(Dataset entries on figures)
(begin)

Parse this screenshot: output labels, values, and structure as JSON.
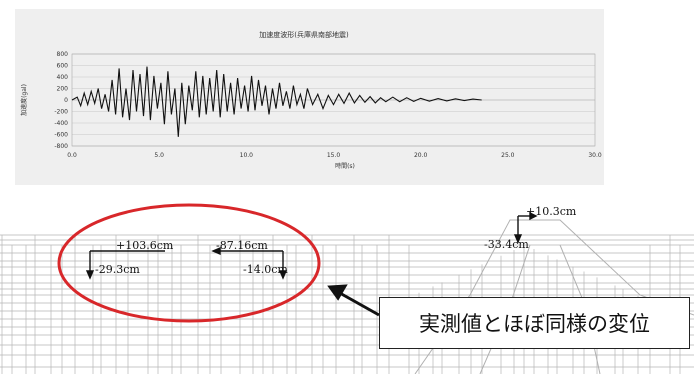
{
  "chart_data": {
    "type": "line",
    "title": "加速度波形(兵庫県南部地震)",
    "xlabel": "時間(s)",
    "ylabel": "加速度(gal)",
    "xlim": [
      0,
      30
    ],
    "ylim": [
      -800,
      800
    ],
    "x_ticks": [
      "0.0",
      "5.0",
      "10.0",
      "15.0",
      "20.0",
      "25.0",
      "30.0"
    ],
    "y_ticks": [
      "800",
      "600",
      "400",
      "200",
      "0",
      "-200",
      "-400",
      "-600",
      "-800"
    ],
    "grid": true,
    "series": [
      {
        "x": [
          0.0,
          0.3,
          0.5,
          0.7,
          0.9,
          1.1,
          1.3,
          1.5,
          1.7,
          1.9,
          2.1,
          2.3,
          2.5,
          2.7,
          2.9,
          3.1,
          3.3,
          3.5,
          3.7,
          3.9,
          4.1,
          4.3,
          4.5,
          4.7,
          4.9,
          5.1,
          5.3,
          5.5,
          5.7,
          5.9,
          6.1,
          6.3,
          6.5,
          6.7,
          6.9,
          7.1,
          7.3,
          7.5,
          7.7,
          7.9,
          8.1,
          8.3,
          8.5,
          8.7,
          8.9,
          9.1,
          9.3,
          9.5,
          9.7,
          9.9,
          10.1,
          10.3,
          10.5,
          10.7,
          10.9,
          11.1,
          11.3,
          11.5,
          11.7,
          11.9,
          12.1,
          12.3,
          12.5,
          12.7,
          12.9,
          13.1,
          13.3,
          13.5,
          13.8,
          14.1,
          14.4,
          14.7,
          15.0,
          15.3,
          15.6,
          15.9,
          16.2,
          16.5,
          16.8,
          17.1,
          17.4,
          17.7,
          18.0,
          18.4,
          18.8,
          19.2,
          19.6,
          20.0,
          20.5,
          21.0,
          21.5,
          22.0,
          22.5,
          23.0,
          23.5
        ],
        "y": [
          0,
          50,
          -100,
          120,
          -80,
          150,
          -60,
          200,
          -150,
          100,
          -200,
          350,
          -250,
          550,
          -300,
          200,
          -350,
          520,
          -200,
          450,
          -280,
          580,
          -350,
          420,
          -150,
          300,
          -420,
          500,
          -250,
          200,
          -640,
          300,
          -420,
          250,
          -180,
          500,
          -300,
          420,
          -250,
          380,
          -200,
          520,
          -300,
          450,
          -200,
          300,
          -250,
          380,
          -150,
          250,
          -200,
          420,
          -180,
          350,
          -100,
          250,
          -250,
          200,
          -150,
          300,
          -100,
          150,
          -150,
          250,
          -80,
          100,
          -150,
          200,
          -80,
          100,
          -150,
          80,
          -80,
          100,
          -60,
          120,
          -50,
          80,
          -40,
          60,
          -50,
          40,
          -30,
          50,
          -30,
          40,
          -25,
          30,
          -20,
          25,
          -15,
          20,
          -10,
          15,
          0
        ]
      }
    ]
  },
  "labels": {
    "disp_1": "+103.6cm",
    "disp_2": "-29.3cm",
    "disp_3": "-87.16cm",
    "disp_4": "-14.0cm",
    "disp_5": "+10.3cm",
    "disp_6": "-33.4cm",
    "callout": "実測値とほぼ同様の変位"
  },
  "colors": {
    "ellipse": "#d8272a",
    "mesh": "#b5b5b5",
    "line": "#111111",
    "panel": "#efefef"
  }
}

(end)

Exercise prompt:
Omit the pictures. Transcribe every record exactly.

Correct response:
Parse this screenshot: output labels, values, and structure as JSON.
{
  "chart_data": {
    "type": "line",
    "title": "加速度波形(兵庫県南部地震)",
    "xlabel": "時間(s)",
    "ylabel": "加速度(gal)",
    "xlim": [
      0,
      30
    ],
    "ylim": [
      -800,
      800
    ],
    "x_ticks": [
      "0.0",
      "5.0",
      "10.0",
      "15.0",
      "20.0",
      "25.0",
      "30.0"
    ],
    "y_ticks": [
      "800",
      "600",
      "400",
      "200",
      "0",
      "-200",
      "-400",
      "-600",
      "-800"
    ],
    "grid": true,
    "series": [
      {
        "x": [
          0.0,
          0.3,
          0.5,
          0.7,
          0.9,
          1.1,
          1.3,
          1.5,
          1.7,
          1.9,
          2.1,
          2.3,
          2.5,
          2.7,
          2.9,
          3.1,
          3.3,
          3.5,
          3.7,
          3.9,
          4.1,
          4.3,
          4.5,
          4.7,
          4.9,
          5.1,
          5.3,
          5.5,
          5.7,
          5.9,
          6.1,
          6.3,
          6.5,
          6.7,
          6.9,
          7.1,
          7.3,
          7.5,
          7.7,
          7.9,
          8.1,
          8.3,
          8.5,
          8.7,
          8.9,
          9.1,
          9.3,
          9.5,
          9.7,
          9.9,
          10.1,
          10.3,
          10.5,
          10.7,
          10.9,
          11.1,
          11.3,
          11.5,
          11.7,
          11.9,
          12.1,
          12.3,
          12.5,
          12.7,
          12.9,
          13.1,
          13.3,
          13.5,
          13.8,
          14.1,
          14.4,
          14.7,
          15.0,
          15.3,
          15.6,
          15.9,
          16.2,
          16.5,
          16.8,
          17.1,
          17.4,
          17.7,
          18.0,
          18.4,
          18.8,
          19.2,
          19.6,
          20.0,
          20.5,
          21.0,
          21.5,
          22.0,
          22.5,
          23.0,
          23.5
        ],
        "y": [
          0,
          50,
          -100,
          120,
          -80,
          150,
          -60,
          200,
          -150,
          100,
          -200,
          350,
          -250,
          550,
          -300,
          200,
          -350,
          520,
          -200,
          450,
          -280,
          580,
          -350,
          420,
          -150,
          300,
          -420,
          500,
          -250,
          200,
          -640,
          300,
          -420,
          250,
          -180,
          500,
          -300,
          420,
          -250,
          380,
          -200,
          520,
          -300,
          450,
          -200,
          300,
          -250,
          380,
          -150,
          250,
          -200,
          420,
          -180,
          350,
          -100,
          250,
          -250,
          200,
          -150,
          300,
          -100,
          150,
          -150,
          250,
          -80,
          100,
          -150,
          200,
          -80,
          100,
          -150,
          80,
          -80,
          100,
          -60,
          120,
          -50,
          80,
          -40,
          60,
          -50,
          40,
          -30,
          50,
          -30,
          40,
          -25,
          30,
          -20,
          25,
          -15,
          20,
          -10,
          15,
          0
        ]
      }
    ]
  },
  "labels": {
    "disp_1": "+103.6cm",
    "disp_2": "-29.3cm",
    "disp_3": "-87.16cm",
    "disp_4": "-14.0cm",
    "disp_5": "+10.3cm",
    "disp_6": "-33.4cm",
    "callout": "実測値とほぼ同様の変位"
  },
  "colors": {
    "ellipse": "#d8272a",
    "mesh": "#b5b5b5",
    "line": "#111111",
    "panel": "#efefef"
  }
}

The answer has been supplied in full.